::: Data section
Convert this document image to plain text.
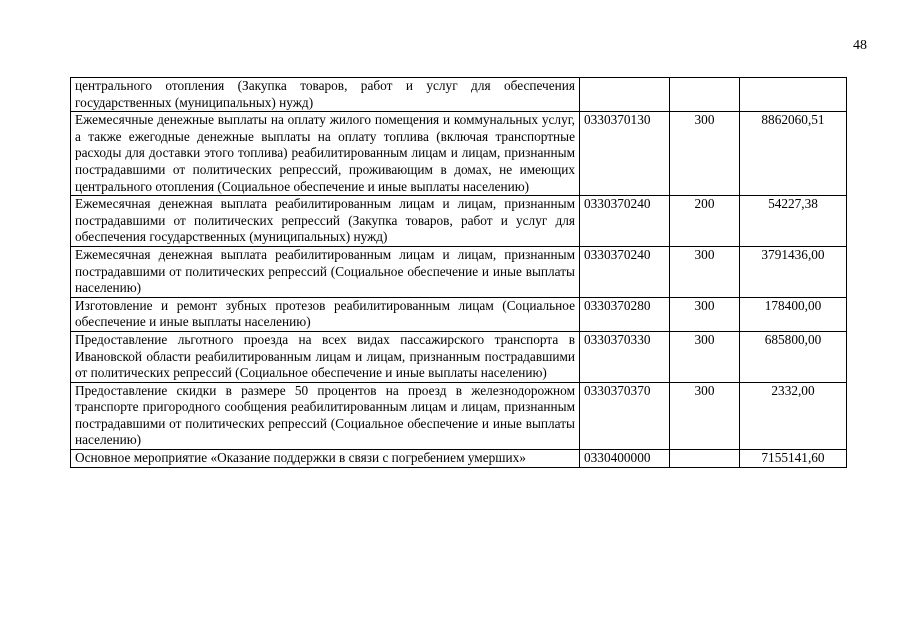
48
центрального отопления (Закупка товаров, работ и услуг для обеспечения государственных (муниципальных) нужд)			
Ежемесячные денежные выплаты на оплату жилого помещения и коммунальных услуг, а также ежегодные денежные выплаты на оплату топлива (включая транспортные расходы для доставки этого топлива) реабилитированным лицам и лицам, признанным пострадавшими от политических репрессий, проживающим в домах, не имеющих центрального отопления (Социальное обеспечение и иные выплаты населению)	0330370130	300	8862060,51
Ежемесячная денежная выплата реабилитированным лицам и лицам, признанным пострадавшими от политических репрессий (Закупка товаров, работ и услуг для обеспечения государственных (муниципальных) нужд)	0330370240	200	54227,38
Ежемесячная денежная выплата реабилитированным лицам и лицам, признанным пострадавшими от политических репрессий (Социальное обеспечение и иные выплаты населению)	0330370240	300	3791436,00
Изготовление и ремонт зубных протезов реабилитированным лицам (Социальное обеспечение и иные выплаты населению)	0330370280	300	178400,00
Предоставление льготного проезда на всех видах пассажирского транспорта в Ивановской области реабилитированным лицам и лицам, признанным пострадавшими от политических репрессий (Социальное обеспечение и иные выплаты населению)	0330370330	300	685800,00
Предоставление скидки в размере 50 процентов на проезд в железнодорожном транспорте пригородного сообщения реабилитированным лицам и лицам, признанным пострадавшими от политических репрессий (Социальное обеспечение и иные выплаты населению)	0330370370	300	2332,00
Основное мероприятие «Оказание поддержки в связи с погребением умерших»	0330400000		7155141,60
::::::
=== The exercise ===
Transcribe the listing in full. Omit the pictures and keep every line exact.

=== Solution to the problem ===
Convert this document image to plain text.
48
центрального отопления (Закупка товаров, работ и услуг для обеспечения государственных (муниципальных) нужд)			
Ежемесячные денежные выплаты на оплату жилого помещения и коммунальных услуг, а также ежегодные денежные выплаты на оплату топлива (включая транспортные расходы для доставки этого топлива) реабилитированным лицам и лицам, признанным пострадавшими от политических репрессий, проживающим в домах, не имеющих центрального отопления (Социальное обеспечение и иные выплаты населению)	0330370130	300	8862060,51
Ежемесячная денежная выплата реабилитированным лицам и лицам, признанным пострадавшими от политических репрессий (Закупка товаров, работ и услуг для обеспечения государственных (муниципальных) нужд)	0330370240	200	54227,38
Ежемесячная денежная выплата реабилитированным лицам и лицам, признанным пострадавшими от политических репрессий (Социальное обеспечение и иные выплаты населению)	0330370240	300	3791436,00
Изготовление и ремонт зубных протезов реабилитированным лицам (Социальное обеспечение и иные выплаты населению)	0330370280	300	178400,00
Предоставление льготного проезда на всех видах пассажирского транспорта в Ивановской области реабилитированным лицам и лицам, признанным пострадавшими от политических репрессий (Социальное обеспечение и иные выплаты населению)	0330370330	300	685800,00
Предоставление скидки в размере 50 процентов на проезд в железнодорожном транспорте пригородного сообщения реабилитированным лицам и лицам, признанным пострадавшими от политических репрессий (Социальное обеспечение и иные выплаты населению)	0330370370	300	2332,00
Основное мероприятие «Оказание поддержки в связи с погребением умерших»	0330400000		7155141,60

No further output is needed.